=== Exercise details ===
Copy out the entries below precisely; nothing is to be omitted.

=== Figure dataset records ===
──────────────────────────────
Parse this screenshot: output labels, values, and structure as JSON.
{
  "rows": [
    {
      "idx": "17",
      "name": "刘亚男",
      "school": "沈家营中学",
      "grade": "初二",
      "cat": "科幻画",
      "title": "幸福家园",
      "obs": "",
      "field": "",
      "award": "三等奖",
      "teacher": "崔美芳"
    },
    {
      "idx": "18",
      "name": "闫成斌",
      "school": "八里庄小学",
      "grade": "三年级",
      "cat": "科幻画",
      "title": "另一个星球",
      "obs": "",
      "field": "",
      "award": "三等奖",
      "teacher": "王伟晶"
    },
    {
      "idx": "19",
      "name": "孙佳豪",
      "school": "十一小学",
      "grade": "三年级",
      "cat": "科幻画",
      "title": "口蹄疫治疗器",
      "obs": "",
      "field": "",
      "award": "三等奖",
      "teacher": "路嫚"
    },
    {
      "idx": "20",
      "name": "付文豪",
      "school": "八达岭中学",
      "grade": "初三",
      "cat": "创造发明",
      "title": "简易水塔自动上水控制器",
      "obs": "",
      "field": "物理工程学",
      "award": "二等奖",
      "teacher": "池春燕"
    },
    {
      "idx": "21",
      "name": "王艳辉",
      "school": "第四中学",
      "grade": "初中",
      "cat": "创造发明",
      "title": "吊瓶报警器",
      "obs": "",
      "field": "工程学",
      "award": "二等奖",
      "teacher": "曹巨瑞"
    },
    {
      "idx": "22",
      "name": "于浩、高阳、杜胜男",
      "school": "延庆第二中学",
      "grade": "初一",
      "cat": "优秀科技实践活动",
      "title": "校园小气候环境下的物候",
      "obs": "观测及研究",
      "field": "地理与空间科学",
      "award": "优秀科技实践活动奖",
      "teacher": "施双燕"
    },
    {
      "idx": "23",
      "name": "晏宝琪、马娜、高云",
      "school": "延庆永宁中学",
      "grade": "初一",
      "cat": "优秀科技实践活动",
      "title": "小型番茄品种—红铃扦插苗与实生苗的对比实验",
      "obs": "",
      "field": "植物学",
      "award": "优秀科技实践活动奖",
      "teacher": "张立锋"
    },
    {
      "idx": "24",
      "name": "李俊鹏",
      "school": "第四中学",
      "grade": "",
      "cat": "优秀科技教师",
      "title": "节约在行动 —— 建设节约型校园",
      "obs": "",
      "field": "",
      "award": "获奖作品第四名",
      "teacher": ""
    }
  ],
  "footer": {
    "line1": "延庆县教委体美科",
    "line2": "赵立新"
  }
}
──────────────────────────────
=== Response below ===
Parse this screenshot: output labels, values, and structure as JSON.
{
  "rows": [
    {
      "idx": "17",
      "name": "刘亚男",
      "school": "沈家营中学",
      "grade": "初二",
      "cat": "科幻画",
      "title": "幸福家园",
      "obs": "",
      "field": "",
      "award": "三等奖",
      "teacher": "崔美芳"
    },
    {
      "idx": "18",
      "name": "闫成斌",
      "school": "八里庄小学",
      "grade": "三年级",
      "cat": "科幻画",
      "title": "另一个星球",
      "obs": "",
      "field": "",
      "award": "三等奖",
      "teacher": "王伟晶"
    },
    {
      "idx": "19",
      "name": "孙佳豪",
      "school": "十一小学",
      "grade": "三年级",
      "cat": "科幻画",
      "title": "口蹄疫治疗器",
      "obs": "",
      "field": "",
      "award": "三等奖",
      "teacher": "路嫚"
    },
    {
      "idx": "20",
      "name": "付文豪",
      "school": "八达岭中学",
      "grade": "初三",
      "cat": "创造发明",
      "title": "简易水塔自动上水控制器",
      "obs": "",
      "field": "物理工程学",
      "award": "二等奖",
      "teacher": "池春燕"
    },
    {
      "idx": "21",
      "name": "王艳辉",
      "school": "第四中学",
      "grade": "初中",
      "cat": "创造发明",
      "title": "吊瓶报警器",
      "obs": "",
      "field": "工程学",
      "award": "二等奖",
      "teacher": "曹巨瑞"
    },
    {
      "idx": "22",
      "name": "于浩、高阳、杜胜男",
      "school": "延庆第二中学",
      "grade": "初一",
      "cat": "优秀科技实践活动",
      "title": "校园小气候环境下的物候",
      "obs": "观测及研究",
      "field": "地理与空间科学",
      "award": "优秀科技实践活动奖",
      "teacher": "施双燕"
    },
    {
      "idx": "23",
      "name": "晏宝琪、马娜、高云",
      "school": "延庆永宁中学",
      "grade": "初一",
      "cat": "优秀科技实践活动",
      "title": "小型番茄品种—红铃扦插苗与实生苗的对比实验",
      "obs": "",
      "field": "植物学",
      "award": "优秀科技实践活动奖",
      "teacher": "张立锋"
    },
    {
      "idx": "24",
      "name": "李俊鹏",
      "school": "第四中学",
      "grade": "",
      "cat": "优秀科技教师",
      "title": "节约在行动 —— 建设节约型校园",
      "obs": "",
      "field": "",
      "award": "获奖作品第四名",
      "teacher": ""
    }
  ],
  "footer": {
    "line1": "延庆县教委体美科",
    "line2": "赵立新"
  }
}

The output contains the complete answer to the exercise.